## Saved entries
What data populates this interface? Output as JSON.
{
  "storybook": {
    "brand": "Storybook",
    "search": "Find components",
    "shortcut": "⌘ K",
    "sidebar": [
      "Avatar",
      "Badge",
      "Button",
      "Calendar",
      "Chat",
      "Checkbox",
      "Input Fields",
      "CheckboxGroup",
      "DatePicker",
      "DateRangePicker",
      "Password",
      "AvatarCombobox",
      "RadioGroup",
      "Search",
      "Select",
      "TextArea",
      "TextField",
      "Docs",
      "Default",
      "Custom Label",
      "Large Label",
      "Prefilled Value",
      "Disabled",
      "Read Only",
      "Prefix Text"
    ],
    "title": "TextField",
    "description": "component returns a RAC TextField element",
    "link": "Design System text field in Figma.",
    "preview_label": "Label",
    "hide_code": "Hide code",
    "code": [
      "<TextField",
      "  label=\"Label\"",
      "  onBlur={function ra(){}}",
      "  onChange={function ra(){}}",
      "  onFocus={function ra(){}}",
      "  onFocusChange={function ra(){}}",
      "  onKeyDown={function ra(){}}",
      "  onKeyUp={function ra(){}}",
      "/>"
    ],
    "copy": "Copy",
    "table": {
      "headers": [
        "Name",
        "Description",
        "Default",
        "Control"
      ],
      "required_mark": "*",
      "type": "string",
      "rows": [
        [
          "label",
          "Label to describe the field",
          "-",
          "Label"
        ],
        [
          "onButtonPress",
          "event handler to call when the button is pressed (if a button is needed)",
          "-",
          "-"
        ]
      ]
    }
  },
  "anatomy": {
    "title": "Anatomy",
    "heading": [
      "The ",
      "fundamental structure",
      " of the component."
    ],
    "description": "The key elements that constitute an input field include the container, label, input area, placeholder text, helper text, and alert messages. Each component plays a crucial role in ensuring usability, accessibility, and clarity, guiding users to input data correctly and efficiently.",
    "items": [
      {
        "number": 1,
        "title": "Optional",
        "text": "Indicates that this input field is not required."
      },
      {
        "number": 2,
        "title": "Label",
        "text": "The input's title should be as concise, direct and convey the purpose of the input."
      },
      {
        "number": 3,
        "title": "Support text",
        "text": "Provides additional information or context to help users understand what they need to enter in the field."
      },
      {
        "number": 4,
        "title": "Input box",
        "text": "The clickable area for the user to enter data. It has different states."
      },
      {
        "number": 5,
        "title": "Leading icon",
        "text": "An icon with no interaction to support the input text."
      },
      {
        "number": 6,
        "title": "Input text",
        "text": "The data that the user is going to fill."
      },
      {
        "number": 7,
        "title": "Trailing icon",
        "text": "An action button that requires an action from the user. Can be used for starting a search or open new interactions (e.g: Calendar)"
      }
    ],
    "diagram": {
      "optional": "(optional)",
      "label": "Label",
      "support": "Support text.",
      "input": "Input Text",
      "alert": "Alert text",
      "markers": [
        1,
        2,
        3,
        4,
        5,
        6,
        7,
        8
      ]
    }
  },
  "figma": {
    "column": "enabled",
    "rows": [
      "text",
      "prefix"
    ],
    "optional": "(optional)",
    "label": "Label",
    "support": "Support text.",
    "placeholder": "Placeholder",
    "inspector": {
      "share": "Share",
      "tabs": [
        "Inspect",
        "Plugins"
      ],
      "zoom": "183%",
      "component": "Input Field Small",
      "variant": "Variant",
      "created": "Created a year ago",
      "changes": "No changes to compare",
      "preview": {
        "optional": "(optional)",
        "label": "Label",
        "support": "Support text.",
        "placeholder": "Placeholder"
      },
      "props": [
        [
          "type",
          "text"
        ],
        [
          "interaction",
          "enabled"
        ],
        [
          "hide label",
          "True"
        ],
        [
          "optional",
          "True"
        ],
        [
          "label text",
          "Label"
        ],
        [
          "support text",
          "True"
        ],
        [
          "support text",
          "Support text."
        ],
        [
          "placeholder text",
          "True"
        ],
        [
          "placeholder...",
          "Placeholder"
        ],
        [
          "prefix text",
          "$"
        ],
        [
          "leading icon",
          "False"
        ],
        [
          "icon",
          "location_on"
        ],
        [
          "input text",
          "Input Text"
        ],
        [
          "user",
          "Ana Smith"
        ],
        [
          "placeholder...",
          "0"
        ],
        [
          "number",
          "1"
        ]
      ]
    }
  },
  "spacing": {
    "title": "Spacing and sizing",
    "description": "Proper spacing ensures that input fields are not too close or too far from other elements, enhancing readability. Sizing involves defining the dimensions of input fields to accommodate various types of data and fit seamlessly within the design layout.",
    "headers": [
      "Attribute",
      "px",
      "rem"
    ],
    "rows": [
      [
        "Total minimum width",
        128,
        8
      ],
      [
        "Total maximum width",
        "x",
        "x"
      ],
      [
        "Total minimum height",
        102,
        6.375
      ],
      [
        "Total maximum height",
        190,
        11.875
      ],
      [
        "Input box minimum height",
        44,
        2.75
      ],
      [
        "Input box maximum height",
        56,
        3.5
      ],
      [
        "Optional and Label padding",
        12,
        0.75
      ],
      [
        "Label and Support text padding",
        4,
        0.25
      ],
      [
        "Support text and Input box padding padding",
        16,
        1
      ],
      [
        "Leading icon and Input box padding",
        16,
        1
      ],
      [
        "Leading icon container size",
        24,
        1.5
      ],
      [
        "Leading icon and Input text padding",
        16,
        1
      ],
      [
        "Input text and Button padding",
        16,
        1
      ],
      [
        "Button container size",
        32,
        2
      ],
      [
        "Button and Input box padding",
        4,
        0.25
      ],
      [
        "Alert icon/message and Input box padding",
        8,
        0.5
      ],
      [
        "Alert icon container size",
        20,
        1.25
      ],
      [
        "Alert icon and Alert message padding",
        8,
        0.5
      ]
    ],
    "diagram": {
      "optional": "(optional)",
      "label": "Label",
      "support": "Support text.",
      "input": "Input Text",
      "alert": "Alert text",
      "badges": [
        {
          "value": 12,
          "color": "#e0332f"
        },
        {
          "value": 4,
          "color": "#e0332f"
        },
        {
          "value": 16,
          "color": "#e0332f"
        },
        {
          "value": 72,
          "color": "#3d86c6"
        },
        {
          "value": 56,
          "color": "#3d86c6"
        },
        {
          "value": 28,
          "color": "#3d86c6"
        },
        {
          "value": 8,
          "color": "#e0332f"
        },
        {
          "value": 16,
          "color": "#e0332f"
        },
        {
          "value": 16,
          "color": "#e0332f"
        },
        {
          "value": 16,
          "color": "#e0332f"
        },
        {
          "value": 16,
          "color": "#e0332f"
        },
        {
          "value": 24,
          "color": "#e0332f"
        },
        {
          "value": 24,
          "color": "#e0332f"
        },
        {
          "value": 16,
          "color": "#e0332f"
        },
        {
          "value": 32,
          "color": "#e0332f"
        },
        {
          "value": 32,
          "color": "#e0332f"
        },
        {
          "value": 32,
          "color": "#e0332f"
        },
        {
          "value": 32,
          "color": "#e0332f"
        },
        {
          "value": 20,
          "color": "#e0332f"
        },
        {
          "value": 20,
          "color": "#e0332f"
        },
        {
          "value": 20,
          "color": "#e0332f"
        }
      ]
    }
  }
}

## Problem details
Restate each record exactly as written.

## Finished task
What data populates this interface? Output as JSON.
{
  "storybook": {
    "brand": "Storybook",
    "search": "Find components",
    "shortcut": "⌘ K",
    "sidebar": [
      "Avatar",
      "Badge",
      "Button",
      "Calendar",
      "Chat",
      "Checkbox",
      "Input Fields",
      "CheckboxGroup",
      "DatePicker",
      "DateRangePicker",
      "Password",
      "AvatarCombobox",
      "RadioGroup",
      "Search",
      "Select",
      "TextArea",
      "TextField",
      "Docs",
      "Default",
      "Custom Label",
      "Large Label",
      "Prefilled Value",
      "Disabled",
      "Read Only",
      "Prefix Text"
    ],
    "title": "TextField",
    "description": "component returns a RAC TextField element",
    "link": "Design System text field in Figma.",
    "preview_label": "Label",
    "hide_code": "Hide code",
    "code": [
      "<TextField",
      "  label=\"Label\"",
      "  onBlur={function ra(){}}",
      "  onChange={function ra(){}}",
      "  onFocus={function ra(){}}",
      "  onFocusChange={function ra(){}}",
      "  onKeyDown={function ra(){}}",
      "  onKeyUp={function ra(){}}",
      "/>"
    ],
    "copy": "Copy",
    "table": {
      "headers": [
        "Name",
        "Description",
        "Default",
        "Control"
      ],
      "required_mark": "*",
      "type": "string",
      "rows": [
        [
          "label",
          "Label to describe the field",
          "-",
          "Label"
        ],
        [
          "onButtonPress",
          "event handler to call when the button is pressed (if a button is needed)",
          "-",
          "-"
        ]
      ]
    }
  },
  "anatomy": {
    "title": "Anatomy",
    "heading": [
      "The ",
      "fundamental structure",
      " of the component."
    ],
    "description": "The key elements that constitute an input field include the container, label, input area, placeholder text, helper text, and alert messages. Each component plays a crucial role in ensuring usability, accessibility, and clarity, guiding users to input data correctly and efficiently.",
    "items": [
      {
        "number": 1,
        "title": "Optional",
        "text": "Indicates that this input field is not required."
      },
      {
        "number": 2,
        "title": "Label",
        "text": "The input's title should be as concise, direct and convey the purpose of the input."
      },
      {
        "number": 3,
        "title": "Support text",
        "text": "Provides additional information or context to help users understand what they need to enter in the field."
      },
      {
        "number": 4,
        "title": "Input box",
        "text": "The clickable area for the user to enter data. It has different states."
      },
      {
        "number": 5,
        "title": "Leading icon",
        "text": "An icon with no interaction to support the input text."
      },
      {
        "number": 6,
        "title": "Input text",
        "text": "The data that the user is going to fill."
      },
      {
        "number": 7,
        "title": "Trailing icon",
        "text": "An action button that requires an action from the user. Can be used for starting a search or open new interactions (e.g: Calendar)"
      }
    ],
    "diagram": {
      "optional": "(optional)",
      "label": "Label",
      "support": "Support text.",
      "input": "Input Text",
      "alert": "Alert text",
      "markers": [
        1,
        2,
        3,
        4,
        5,
        6,
        7,
        8
      ]
    }
  },
  "figma": {
    "column": "enabled",
    "rows": [
      "text",
      "prefix"
    ],
    "optional": "(optional)",
    "label": "Label",
    "support": "Support text.",
    "placeholder": "Placeholder",
    "inspector": {
      "share": "Share",
      "tabs": [
        "Inspect",
        "Plugins"
      ],
      "zoom": "183%",
      "component": "Input Field Small",
      "variant": "Variant",
      "created": "Created a year ago",
      "changes": "No changes to compare",
      "preview": {
        "optional": "(optional)",
        "label": "Label",
        "support": "Support text.",
        "placeholder": "Placeholder"
      },
      "props": [
        [
          "type",
          "text"
        ],
        [
          "interaction",
          "enabled"
        ],
        [
          "hide label",
          "True"
        ],
        [
          "optional",
          "True"
        ],
        [
          "label text",
          "Label"
        ],
        [
          "support text",
          "True"
        ],
        [
          "support text",
          "Support text."
        ],
        [
          "placeholder text",
          "True"
        ],
        [
          "placeholder...",
          "Placeholder"
        ],
        [
          "prefix text",
          "$"
        ],
        [
          "leading icon",
          "False"
        ],
        [
          "icon",
          "location_on"
        ],
        [
          "input text",
          "Input Text"
        ],
        [
          "user",
          "Ana Smith"
        ],
        [
          "placeholder...",
          "0"
        ],
        [
          "number",
          "1"
        ]
      ]
    }
  },
  "spacing": {
    "title": "Spacing and sizing",
    "description": "Proper spacing ensures that input fields are not too close or too far from other elements, enhancing readability. Sizing involves defining the dimensions of input fields to accommodate various types of data and fit seamlessly within the design layout.",
    "headers": [
      "Attribute",
      "px",
      "rem"
    ],
    "rows": [
      [
        "Total minimum width",
        128,
        8
      ],
      [
        "Total maximum width",
        "x",
        "x"
      ],
      [
        "Total minimum height",
        102,
        6.375
      ],
      [
        "Total maximum height",
        190,
        11.875
      ],
      [
        "Input box minimum height",
        44,
        2.75
      ],
      [
        "Input box maximum height",
        56,
        3.5
      ],
      [
        "Optional and Label padding",
        12,
        0.75
      ],
      [
        "Label and Support text padding",
        4,
        0.25
      ],
      [
        "Support text and Input box padding padding",
        16,
        1
      ],
      [
        "Leading icon and Input box padding",
        16,
        1
      ],
      [
        "Leading icon container size",
        24,
        1.5
      ],
      [
        "Leading icon and Input text padding",
        16,
        1
      ],
      [
        "Input text and Button padding",
        16,
        1
      ],
      [
        "Button container size",
        32,
        2
      ],
      [
        "Button and Input box padding",
        4,
        0.25
      ],
      [
        "Alert icon/message and Input box padding",
        8,
        0.5
      ],
      [
        "Alert icon container size",
        20,
        1.25
      ],
      [
        "Alert icon and Alert message padding",
        8,
        0.5
      ]
    ],
    "diagram": {
      "optional": "(optional)",
      "label": "Label",
      "support": "Support text.",
      "input": "Input Text",
      "alert": "Alert text",
      "badges": [
        {
          "value": 12,
          "color": "#e0332f"
        },
        {
          "value": 4,
          "color": "#e0332f"
        },
        {
          "value": 16,
          "color": "#e0332f"
        },
        {
          "value": 72,
          "color": "#3d86c6"
        },
        {
          "value": 56,
          "color": "#3d86c6"
        },
        {
          "value": 28,
          "color": "#3d86c6"
        },
        {
          "value": 8,
          "color": "#e0332f"
        },
        {
          "value": 16,
          "color": "#e0332f"
        },
        {
          "value": 16,
          "color": "#e0332f"
        },
        {
          "value": 16,
          "color": "#e0332f"
        },
        {
          "value": 16,
          "color": "#e0332f"
        },
        {
          "value": 24,
          "color": "#e0332f"
        },
        {
          "value": 24,
          "color": "#e0332f"
        },
        {
          "value": 16,
          "color": "#e0332f"
        },
        {
          "value": 32,
          "color": "#e0332f"
        },
        {
          "value": 32,
          "color": "#e0332f"
        },
        {
          "value": 32,
          "color": "#e0332f"
        },
        {
          "value": 32,
          "color": "#e0332f"
        },
        {
          "value": 20,
          "color": "#e0332f"
        },
        {
          "value": 20,
          "color": "#e0332f"
        },
        {
          "value": 20,
          "color": "#e0332f"
        }
      ]
    }
  }
}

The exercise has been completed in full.